Read the lines that follow and pick out every one containing the word "Listening".

• [Listed entries]:

[start]

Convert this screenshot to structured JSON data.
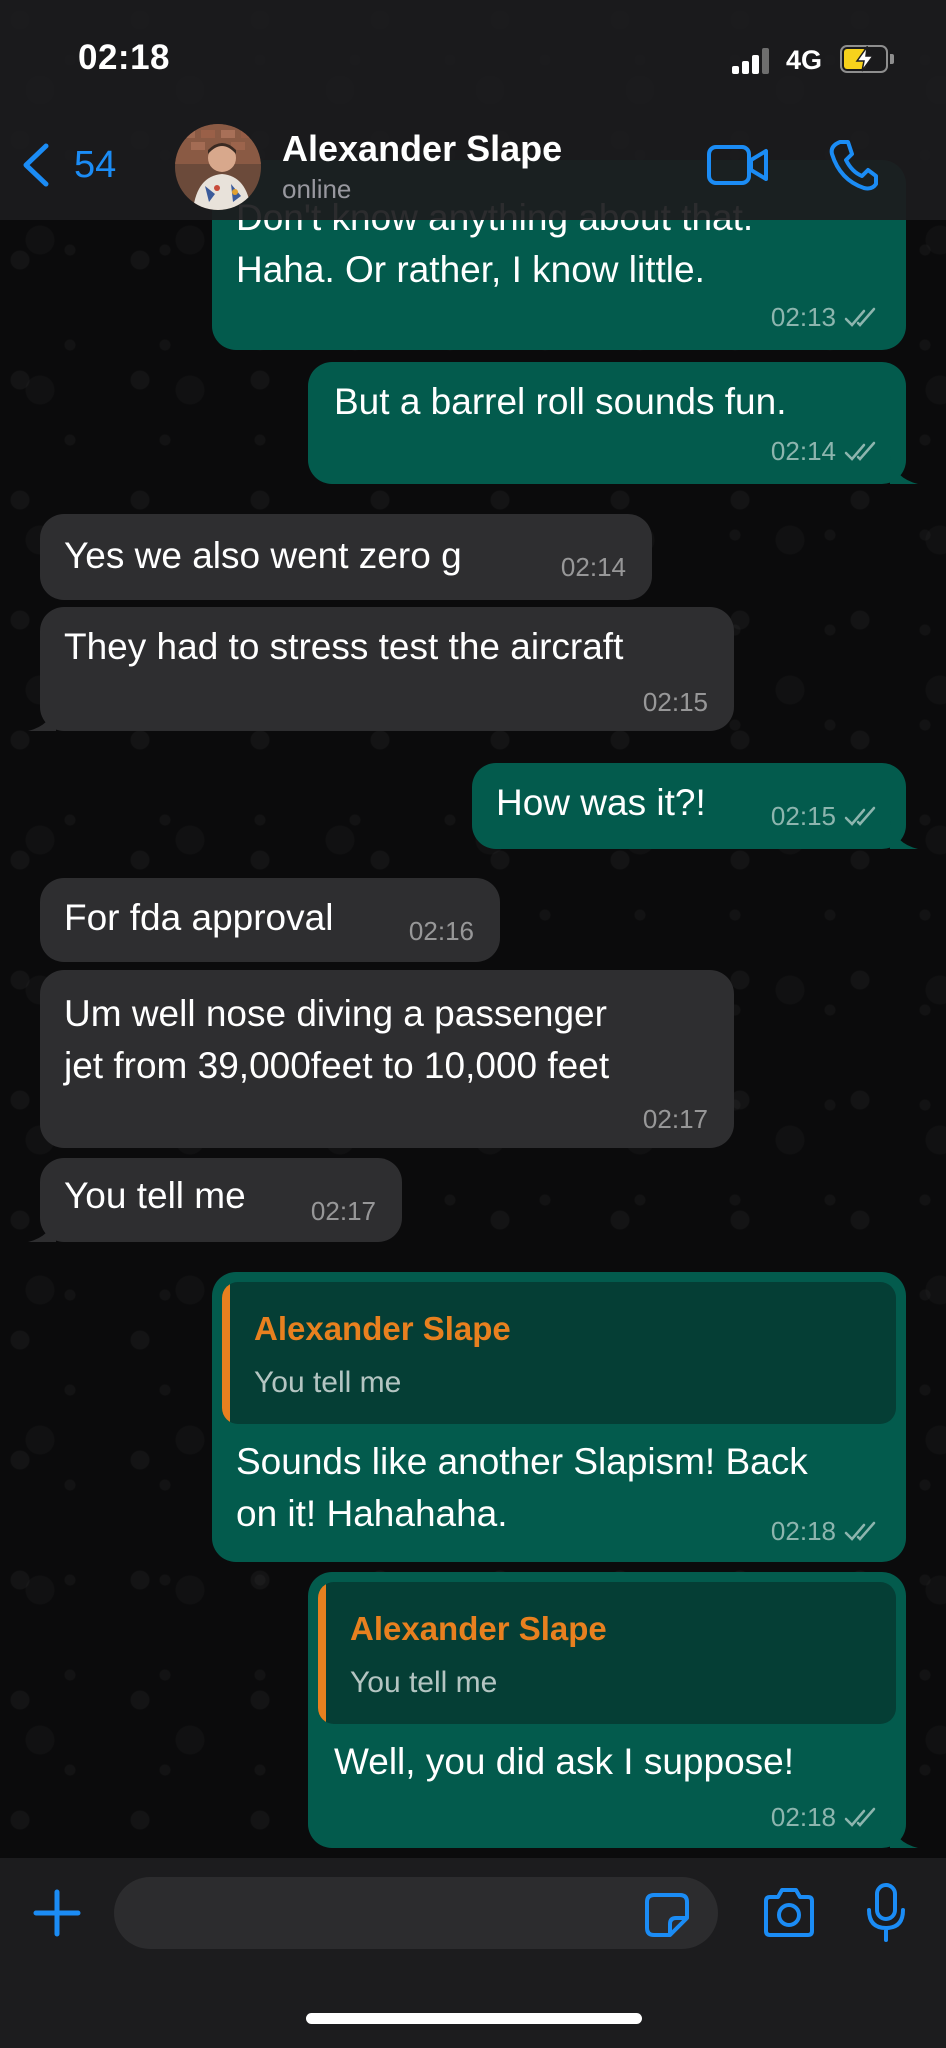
{
  "status_bar": {
    "time": "02:18",
    "network": "4G"
  },
  "header": {
    "back_count": "54",
    "contact_name": "Alexander Slape",
    "contact_status": "online"
  },
  "messages": [
    {
      "direction": "out",
      "text_lines": [
        "Don't know anything about that.",
        "Haha. Or rather, I know little."
      ],
      "time": "02:13",
      "read": true
    },
    {
      "direction": "out",
      "text_lines": [
        "But a barrel roll sounds fun."
      ],
      "time": "02:14",
      "read": true
    },
    {
      "direction": "in",
      "text_lines": [
        "Yes we also went zero g"
      ],
      "time": "02:14"
    },
    {
      "direction": "in",
      "text_lines": [
        "They had to stress test the aircraft"
      ],
      "time": "02:15"
    },
    {
      "direction": "out",
      "text_lines": [
        "How was it?!"
      ],
      "time": "02:15",
      "read": true
    },
    {
      "direction": "in",
      "text_lines": [
        "For fda approval"
      ],
      "time": "02:16"
    },
    {
      "direction": "in",
      "text_lines": [
        "Um well nose diving a passenger",
        "jet from 39,000feet to 10,000 feet"
      ],
      "time": "02:17"
    },
    {
      "direction": "in",
      "text_lines": [
        "You tell me"
      ],
      "time": "02:17"
    },
    {
      "direction": "out",
      "quote": {
        "author": "Alexander Slape",
        "text": "You tell me"
      },
      "text_lines": [
        "Sounds like another Slapism! Back",
        "on it! Hahahaha."
      ],
      "time": "02:18",
      "read": true
    },
    {
      "direction": "out",
      "quote": {
        "author": "Alexander Slape",
        "text": "You tell me"
      },
      "text_lines": [
        "Well, you did ask I suppose!"
      ],
      "time": "02:18",
      "read": true
    }
  ],
  "composer": {
    "placeholder": ""
  },
  "icons": [
    "back-chevron-icon",
    "video-call-icon",
    "phone-icon",
    "plus-icon",
    "sticker-icon",
    "camera-icon",
    "microphone-icon",
    "read-ticks-icon"
  ],
  "colors": {
    "outgoing_bubble": "#035b4d",
    "incoming_bubble": "#2e2e30",
    "accent_blue": "#1b8cf5",
    "quote_author": "#e8801f",
    "battery": "#f7d21c"
  }
}
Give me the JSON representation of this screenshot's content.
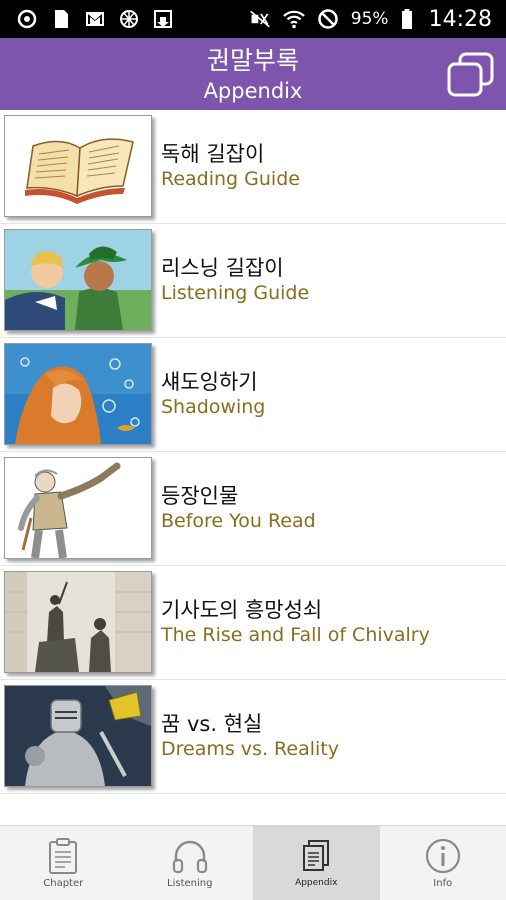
{
  "status": {
    "battery": "95%",
    "time": "14:28",
    "icons": [
      "sync-icon",
      "sim-icon",
      "gmail-icon",
      "network-icon",
      "download-icon",
      "mute-icon",
      "wifi-icon",
      "dnd-icon",
      "battery-icon"
    ]
  },
  "header": {
    "title": "권말부록",
    "subtitle": "Appendix",
    "action_icon": "copy-icon",
    "color": "#7d55ad"
  },
  "items": [
    {
      "kr": "독해 길잡이",
      "en": "Reading Guide",
      "thumb": "open-book"
    },
    {
      "kr": "리스닝 길잡이",
      "en": "Listening Guide",
      "thumb": "two-boys"
    },
    {
      "kr": "섀도잉하기",
      "en": "Shadowing",
      "thumb": "girl-underwater"
    },
    {
      "kr": "등장인물",
      "en": "Before You Read",
      "thumb": "knight-sketch"
    },
    {
      "kr": "기사도의 흥망성쇠",
      "en": "The Rise and Fall of Chivalry",
      "thumb": "statue-photo"
    },
    {
      "kr": "꿈 vs. 현실",
      "en": "Dreams vs. Reality",
      "thumb": "armored-knight"
    }
  ],
  "nav": [
    {
      "label": "Chapter",
      "icon": "clipboard-icon"
    },
    {
      "label": "Listening",
      "icon": "headphones-icon"
    },
    {
      "label": "Appendix",
      "icon": "pages-icon",
      "active": true
    },
    {
      "label": "Info",
      "icon": "info-icon"
    }
  ],
  "colors": {
    "accent": "#7d55ad",
    "subtitle_text": "#8a6e1f"
  }
}
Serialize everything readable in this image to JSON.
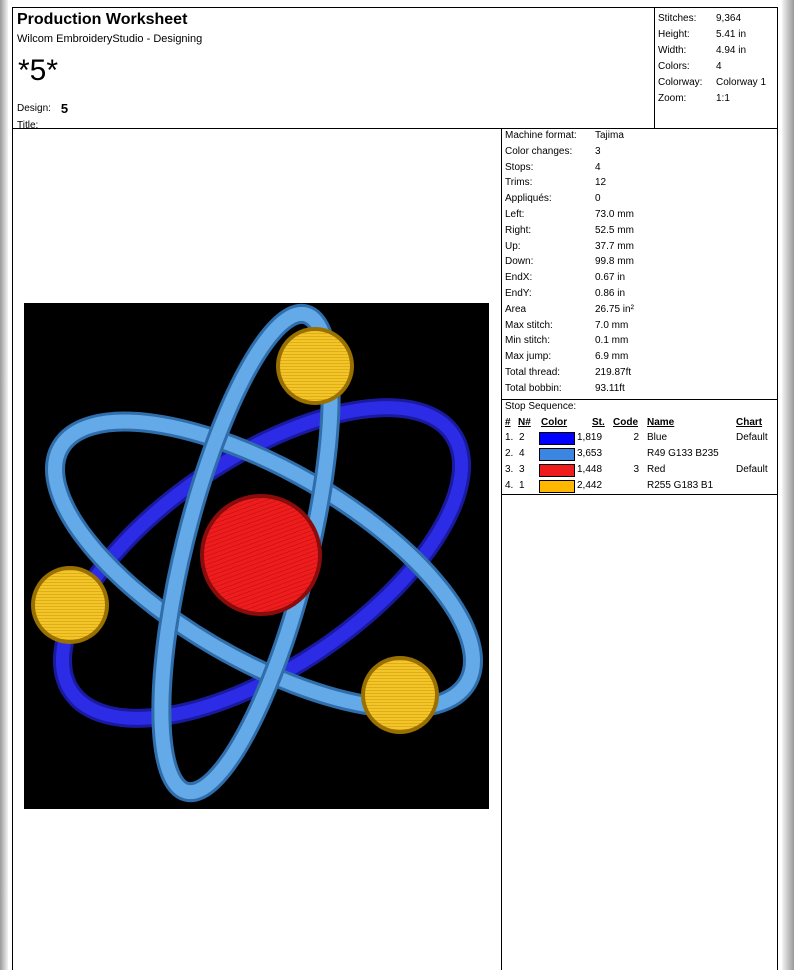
{
  "header": {
    "title": "Production Worksheet",
    "subtitle": "Wilcom EmbroideryStudio - Designing",
    "design_big": "*5*",
    "design_label": "Design:",
    "design_value": "5",
    "title_label": "Title:"
  },
  "stats": [
    {
      "label": "Stitches:",
      "value": "9,364"
    },
    {
      "label": "Height:",
      "value": "5.41 in"
    },
    {
      "label": "Width:",
      "value": "4.94 in"
    },
    {
      "label": "Colors:",
      "value": "4"
    },
    {
      "label": "Colorway:",
      "value": "Colorway 1"
    },
    {
      "label": "Zoom:",
      "value": "1:1"
    }
  ],
  "machine_info": [
    {
      "label": "Machine format:",
      "value": "Tajima"
    },
    {
      "label": "Color changes:",
      "value": "3"
    },
    {
      "label": "Stops:",
      "value": "4"
    },
    {
      "label": "Trims:",
      "value": "12"
    },
    {
      "label": "Appliqués:",
      "value": "0"
    },
    {
      "label": "Left:",
      "value": "73.0 mm"
    },
    {
      "label": "Right:",
      "value": "52.5 mm"
    },
    {
      "label": "Up:",
      "value": "37.7 mm"
    },
    {
      "label": "Down:",
      "value": "99.8 mm"
    },
    {
      "label": "EndX:",
      "value": "0.67 in"
    },
    {
      "label": "EndY:",
      "value": "0.86 in"
    },
    {
      "label": "Area",
      "value": " 26.75 in²"
    },
    {
      "label": "Max stitch:",
      "value": "7.0 mm"
    },
    {
      "label": "Min stitch:",
      "value": "0.1 mm"
    },
    {
      "label": "Max jump:",
      "value": "6.9 mm"
    },
    {
      "label": "Total thread:",
      "value": "219.87ft"
    },
    {
      "label": "Total bobbin:",
      "value": "93.11ft"
    }
  ],
  "stop_sequence": {
    "label": "Stop Sequence:",
    "headers": {
      "num": "#",
      "n": "N#",
      "color": "Color",
      "st": "St.",
      "code": "Code",
      "name": "Name",
      "chart": "Chart"
    },
    "rows": [
      {
        "num": "1.",
        "n": "2",
        "color": "#0000ff",
        "st": "1,819",
        "code": "2",
        "name": "Blue",
        "chart": "Default"
      },
      {
        "num": "2.",
        "n": "4",
        "color": "#3a86e0",
        "st": "3,653",
        "code": "",
        "name": "R49 G133 B235",
        "chart": ""
      },
      {
        "num": "3.",
        "n": "3",
        "color": "#ee1c1c",
        "st": "1,448",
        "code": "3",
        "name": "Red",
        "chart": "Default"
      },
      {
        "num": "4.",
        "n": "1",
        "color": "#ffb700",
        "st": "2,442",
        "code": "",
        "name": "R255 G183 B1",
        "chart": ""
      }
    ]
  },
  "design_colors": {
    "background": "#000000",
    "nucleus": "#ee1c1c",
    "dark_orbit": "#2626d8",
    "light_orbit": "#5ea6e6",
    "electron": "#f0c020"
  }
}
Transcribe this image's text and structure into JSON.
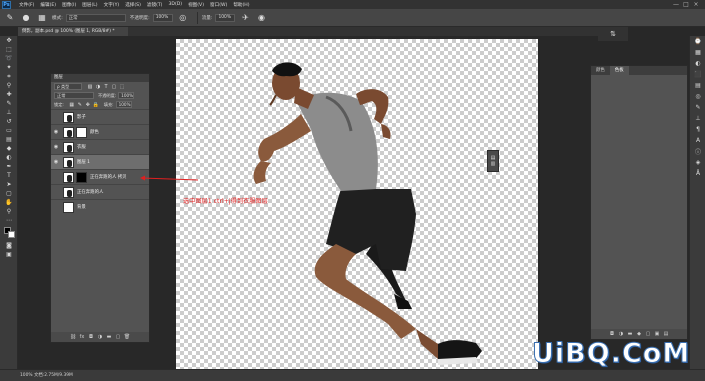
{
  "app": {
    "logo": "Ps",
    "menu": [
      "文件(F)",
      "编辑(E)",
      "图像(I)",
      "图层(L)",
      "文字(Y)",
      "选择(S)",
      "滤镜(T)",
      "3D(D)",
      "视图(V)",
      "窗口(W)",
      "帮助(H)"
    ],
    "window_controls": [
      "—",
      "□",
      "×"
    ]
  },
  "options": {
    "mode_label": "模式:",
    "mode_value": "正常",
    "opacity_label": "不透明度:",
    "opacity_value": "100%",
    "flow_label": "流量:",
    "flow_value": "100%"
  },
  "document": {
    "tab_title": "倒影，副本.psd @ 100% (图层 1, RGB/8#) *"
  },
  "layers_panel": {
    "title": "图层",
    "filter_kind": "ρ 类型",
    "blend_mode": "正常",
    "opacity_label": "不透明度:",
    "opacity_value": "100%",
    "lock_label": "锁定:",
    "fill_label": "填充:",
    "fill_value": "100%",
    "layers": [
      {
        "name": "影子",
        "visible": false,
        "selected": false,
        "has_mask": false
      },
      {
        "name": "颜色",
        "visible": true,
        "selected": false,
        "has_mask": true
      },
      {
        "name": "衣服",
        "visible": true,
        "selected": false,
        "has_mask": false
      },
      {
        "name": "图层 1",
        "visible": true,
        "selected": true,
        "has_mask": false
      },
      {
        "name": "正在奔跑的人 拷贝",
        "visible": false,
        "selected": false,
        "has_mask": true
      },
      {
        "name": "正在奔跑的人",
        "visible": false,
        "selected": false,
        "has_mask": false
      },
      {
        "name": "背景",
        "visible": false,
        "selected": false,
        "has_mask": false
      }
    ]
  },
  "annotation": {
    "text": "选中图层1 ctrl+j得到衣服图层"
  },
  "right_panel": {
    "tabs": [
      "颜色",
      "色板"
    ]
  },
  "status": {
    "text": "100%    文档:2.75M/9.39M"
  },
  "watermark": "UiBQ.CoM",
  "colors": {
    "annotation": "#e02020",
    "accent_blue": "#3a6fb0"
  }
}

[end]

• [Answer to this task]:
      "en": "Listening Guide",
      "label": "Listening",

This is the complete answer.